--- START Information shown ---

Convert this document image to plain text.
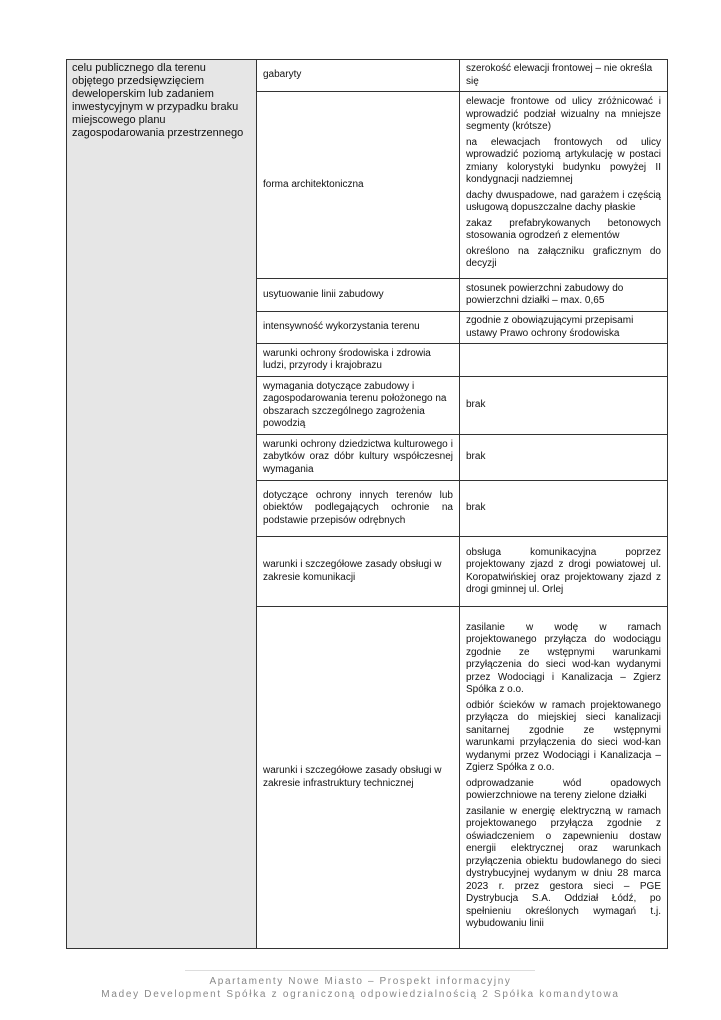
celu publicznego dla terenu objętego przedsięwzięciem deweloperskim lub zadaniem inwestycyjnym w przypadku braku miejscowego planu zagospodarowania przestrzennego	gabaryty	szerokość elewacji frontowej – nie określa się
	forma architektoniczna	elewacje frontowe od ulicy zróżnicować i wprowadzić podział wizualny na mniejsze segmenty (krótsze)
na elewacjach frontowych od ulicy wprowadzić poziomą artykulację w postaci zmiany kolorystyki budynku powyżej II kondygnacji nadziemnej
dachy dwuspadowe, nad garażem i częścią usługową dopuszczalne dachy płaskie
zakaz prefabrykowanych betonowych stosowania ogrodzeń z elementów
określono na załączniku graficznym do decyzji

	usytuowanie linii zabudowy	stosunek powierzchni zabudowy do powierzchni działki – max. 0,65
	intensywność wykorzystania terenu	zgodnie z obowiązującymi przepisami ustawy Prawo ochrony środowiska
	warunki ochrony środowiska i zdrowia ludzi, przyrody i krajobrazu	
	wymagania dotyczące zabudowy i zagospodarowania terenu położonego na obszarach szczególnego zagrożenia powodzią	brak
	warunki ochrony dziedzictwa kulturowego i zabytków oraz dóbr kultury współczesnej wymagania	brak
	dotyczące ochrony innych terenów lub obiektów podlegających ochronie na podstawie przepisów odrębnych	brak
	warunki i szczegółowe zasady obsługi w zakresie komunikacji	obsługa komunikacyjna poprzez projektowany zjazd z drogi powiatowej ul. Koropatwińskiej oraz projektowany zjazd z drogi gminnej ul. Orlej
	warunki i szczegółowe zasady obsługi w zakresie infrastruktury technicznej	zasilanie w wodę w ramach projektowanego przyłącza do wodociągu zgodnie ze wstępnymi warunkami przyłączenia do sieci wod-kan wydanymi przez Wodociągi i Kanalizacja – Zgierz Spółka z o.o.
odbiór ścieków w ramach projektowanego przyłącza do miejskiej sieci kanalizacji sanitarnej zgodnie ze wstępnymi warunkami przyłączenia do sieci wod-kan wydanymi przez Wodociągi i Kanalizacja – Zgierz Spółka z o.o.
odprowadzanie wód opadowych powierzchniowe na tereny zielone działki
zasilanie w energię elektryczną w ramach projektowanego przyłącza zgodnie z oświadczeniem o zapewnieniu dostaw energii elektrycznej oraz warunkach przyłączenia obiektu budowlanego do sieci dystrybucyjnej wydanym w dniu 28 marca 2023 r. przez gestora sieci – PGE Dystrybucja S.A. Oddział Łódź, po spełnieniu określonych wymagań t.j. wybudowaniu linii
Apartamenty Nowe Miasto – Prospekt informacyjny
Madey Development Spółka z ograniczoną odpowiedzialnością 2 Spółka komandytowa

--- END Information shown ---

- _What the task asks_
Return the listing above unchanged, apart from dropping its pictures.

- _Written answer_
Convert this document image to plain text.
celu publicznego dla terenu objętego przedsięwzięciem deweloperskim lub zadaniem inwestycyjnym w przypadku braku miejscowego planu zagospodarowania przestrzennego	gabaryty	szerokość elewacji frontowej – nie określa się
	forma architektoniczna	elewacje frontowe od ulicy zróżnicować i wprowadzić podział wizualny na mniejsze segmenty (krótsze)
na elewacjach frontowych od ulicy wprowadzić poziomą artykulację w postaci zmiany kolorystyki budynku powyżej II kondygnacji nadziemnej
dachy dwuspadowe, nad garażem i częścią usługową dopuszczalne dachy płaskie
zakaz prefabrykowanych betonowych stosowania ogrodzeń z elementów
określono na załączniku graficznym do decyzji

	usytuowanie linii zabudowy	stosunek powierzchni zabudowy do powierzchni działki – max. 0,65
	intensywność wykorzystania terenu	zgodnie z obowiązującymi przepisami ustawy Prawo ochrony środowiska
	warunki ochrony środowiska i zdrowia ludzi, przyrody i krajobrazu	
	wymagania dotyczące zabudowy i zagospodarowania terenu położonego na obszarach szczególnego zagrożenia powodzią	brak
	warunki ochrony dziedzictwa kulturowego i zabytków oraz dóbr kultury współczesnej wymagania	brak
	dotyczące ochrony innych terenów lub obiektów podlegających ochronie na podstawie przepisów odrębnych	brak
	warunki i szczegółowe zasady obsługi w zakresie komunikacji	obsługa komunikacyjna poprzez projektowany zjazd z drogi powiatowej ul. Koropatwińskiej oraz projektowany zjazd z drogi gminnej ul. Orlej
	warunki i szczegółowe zasady obsługi w zakresie infrastruktury technicznej	zasilanie w wodę w ramach projektowanego przyłącza do wodociągu zgodnie ze wstępnymi warunkami przyłączenia do sieci wod-kan wydanymi przez Wodociągi i Kanalizacja – Zgierz Spółka z o.o.
odbiór ścieków w ramach projektowanego przyłącza do miejskiej sieci kanalizacji sanitarnej zgodnie ze wstępnymi warunkami przyłączenia do sieci wod-kan wydanymi przez Wodociągi i Kanalizacja – Zgierz Spółka z o.o.
odprowadzanie wód opadowych powierzchniowe na tereny zielone działki
zasilanie w energię elektryczną w ramach projektowanego przyłącza zgodnie z oświadczeniem o zapewnieniu dostaw energii elektrycznej oraz warunkach przyłączenia obiektu budowlanego do sieci dystrybucyjnej wydanym w dniu 28 marca 2023 r. przez gestora sieci – PGE Dystrybucja S.A. Oddział Łódź, po spełnieniu określonych wymagań t.j. wybudowaniu linii
Apartamenty Nowe Miasto – Prospekt informacyjny
Madey Development Spółka z ograniczoną odpowiedzialnością 2 Spółka komandytowa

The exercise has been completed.